What the exercise asks: Duplicate the rows starting with the line that contains "Where are 4" and going on through the line that contains "text: (a) BOD — [132, 170, 180, 186]", including both of those lines, and leave the pictures out of your answer.

## begin Material for this task

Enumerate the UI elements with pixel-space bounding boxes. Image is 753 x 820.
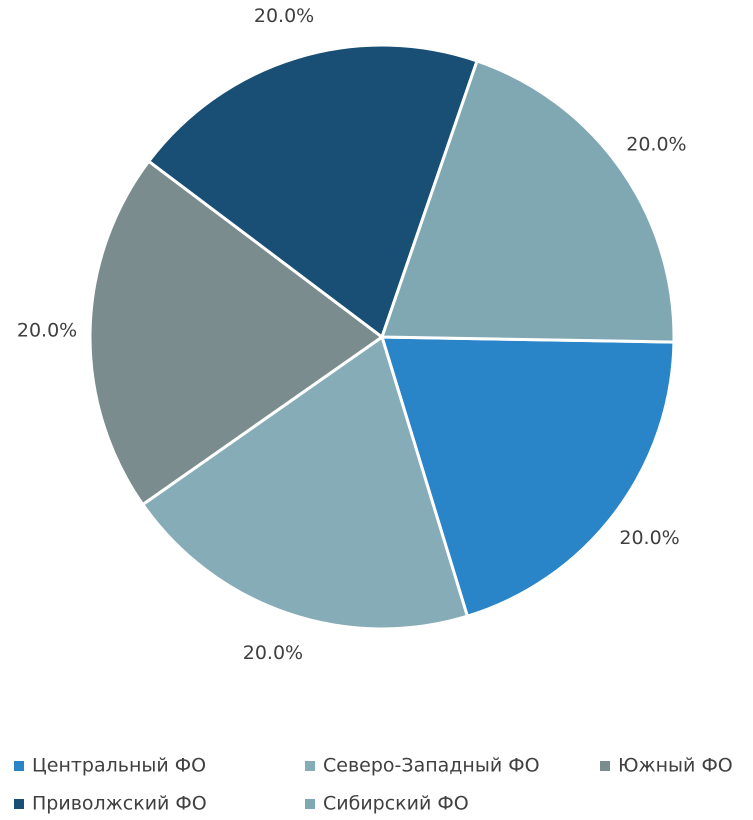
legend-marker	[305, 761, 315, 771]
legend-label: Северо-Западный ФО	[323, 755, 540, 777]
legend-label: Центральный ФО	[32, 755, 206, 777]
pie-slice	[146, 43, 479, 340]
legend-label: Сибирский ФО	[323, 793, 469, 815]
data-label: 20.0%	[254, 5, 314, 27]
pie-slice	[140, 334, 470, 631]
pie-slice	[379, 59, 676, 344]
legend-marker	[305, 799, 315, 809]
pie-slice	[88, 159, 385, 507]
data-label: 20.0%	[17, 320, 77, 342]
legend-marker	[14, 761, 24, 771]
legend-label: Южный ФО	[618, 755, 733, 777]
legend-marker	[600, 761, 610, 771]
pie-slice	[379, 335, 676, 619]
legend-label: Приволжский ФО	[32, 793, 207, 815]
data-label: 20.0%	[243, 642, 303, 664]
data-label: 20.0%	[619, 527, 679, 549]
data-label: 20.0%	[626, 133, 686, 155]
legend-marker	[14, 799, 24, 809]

## end Material for this task
## begin Material for this task

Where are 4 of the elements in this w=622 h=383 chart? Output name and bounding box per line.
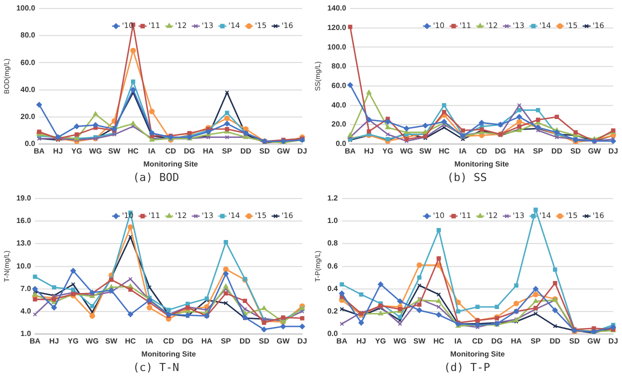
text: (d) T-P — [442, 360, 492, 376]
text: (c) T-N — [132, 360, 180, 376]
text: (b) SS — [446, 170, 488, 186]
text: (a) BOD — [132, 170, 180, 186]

## end Material for this task
## begin Material for this task

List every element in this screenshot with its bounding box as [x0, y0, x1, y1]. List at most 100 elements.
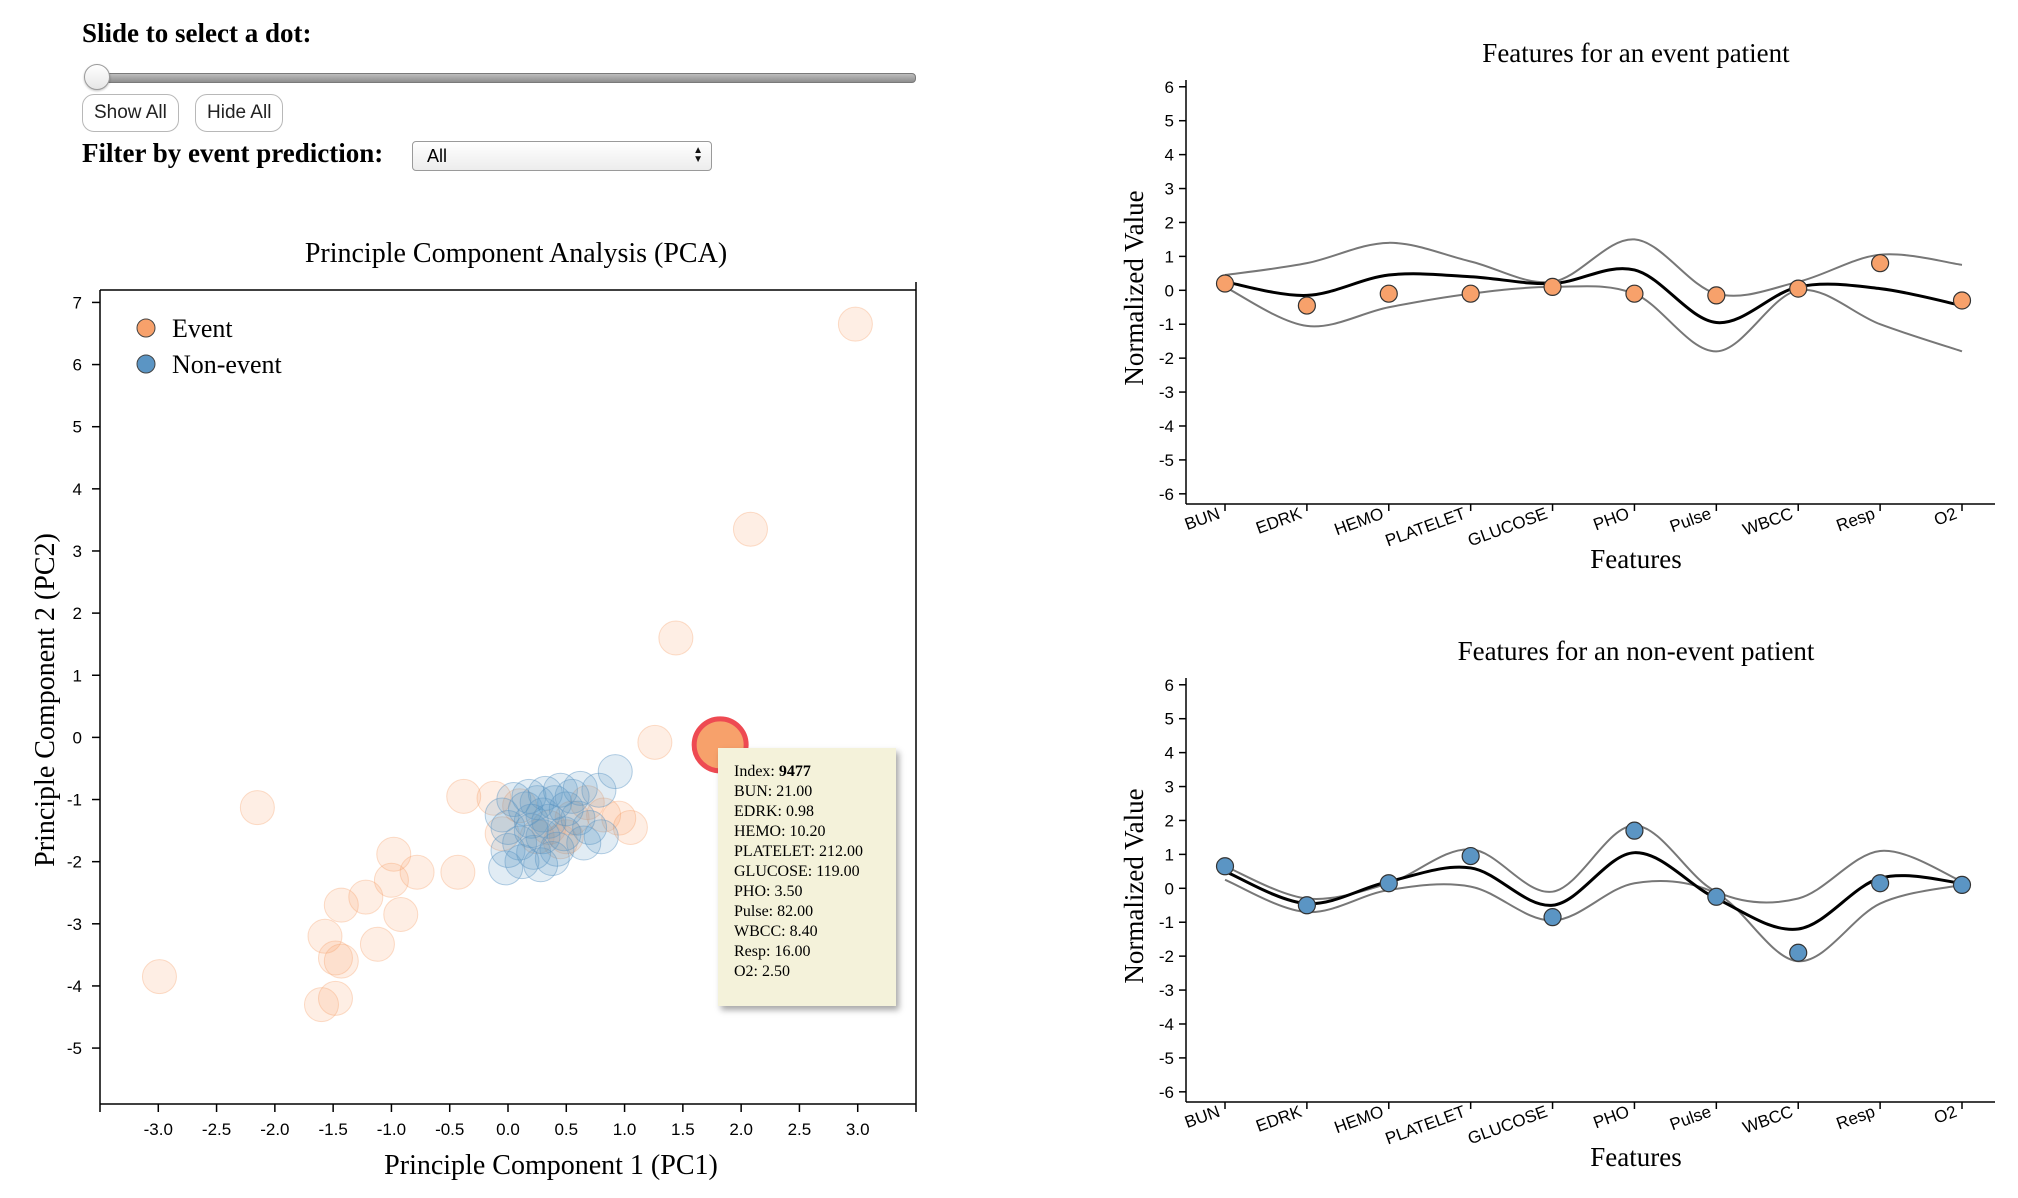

## end Material for this task

Solved exercise:
Where are 4 of the elements in this w=622 h=383 chart? Output name and bounding box per line.
text: (d) T-P — [442, 360, 492, 376]
text: (c) T-N — [132, 360, 180, 376]
text: (b) SS — [446, 170, 488, 186]
text: (a) BOD — [132, 170, 180, 186]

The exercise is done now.